→ **EXERCISE AIM**
Pictures aside, repeat every entry exactly.

→ **ENTRIES SHOWN**
■ ■ ■ ■

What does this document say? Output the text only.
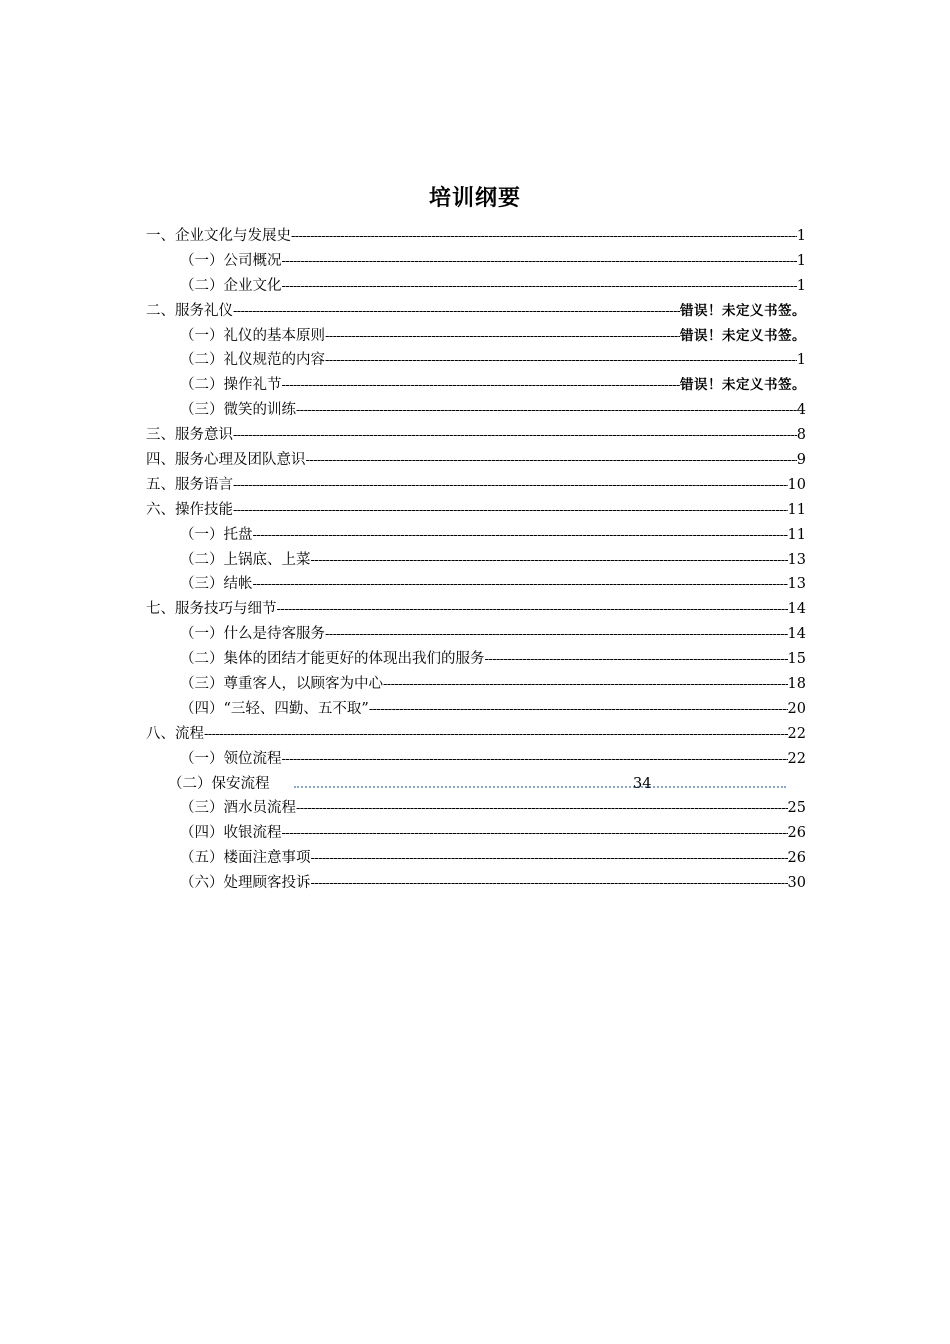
培训纲要
一、企业文化与发展史 -----	1
（一）公司概况 -----	1
（二）企业文化 -----	1
二、服务礼仪 -----	错误！未定义书签。
（一）礼仪的基本原则 -----	错误！未定义书签。
（二）礼仪规范的内容 -----	1
（二）操作礼节 -----	错误！未定义书签。
（三）微笑的训练 -----	4
三、服务意识 -----	8
四、服务心理及团队意识 -----	9
五、服务语言 -----	10
六、操作技能 -----	11
（一）托盘 -----	11
（二）上锅底、上菜 -----	13
（三）结帐 -----	13
七、服务技巧与细节 -----	14
（一）什么是待客服务 -----	14
（二）集体的团结才能更好的体现出我们的服务 -----	15
（三）尊重客人，以顾客为中心 -----	18
（四）“三轻、四勤、五不取” -----	20
八、流程 -----	22
（一）领位流程 -----	22
（二）保安流程	34
（三）酒水员流程 -----	25
（四）收银流程 -----	26
（五）楼面注意事项 -----	26
（六）处理顾客投诉 -----	30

■ ■ ■ ■

→ **THE REPLY**
What does this document say? Output the text only.
培训纲要
一、企业文化与发展史 -----	1
（一）公司概况 -----	1
（二）企业文化 -----	1
二、服务礼仪 -----	错误！未定义书签。
（一）礼仪的基本原则 -----	错误！未定义书签。
（二）礼仪规范的内容 -----	1
（二）操作礼节 -----	错误！未定义书签。
（三）微笑的训练 -----	4
三、服务意识 -----	8
四、服务心理及团队意识 -----	9
五、服务语言 -----	10
六、操作技能 -----	11
（一）托盘 -----	11
（二）上锅底、上菜 -----	13
（三）结帐 -----	13
七、服务技巧与细节 -----	14
（一）什么是待客服务 -----	14
（二）集体的团结才能更好的体现出我们的服务 -----	15
（三）尊重客人，以顾客为中心 -----	18
（四）“三轻、四勤、五不取” -----	20
八、流程 -----	22
（一）领位流程 -----	22
（二）保安流程	34
（三）酒水员流程 -----	25
（四）收银流程 -----	26
（五）楼面注意事项 -----	26
（六）处理顾客投诉 -----	30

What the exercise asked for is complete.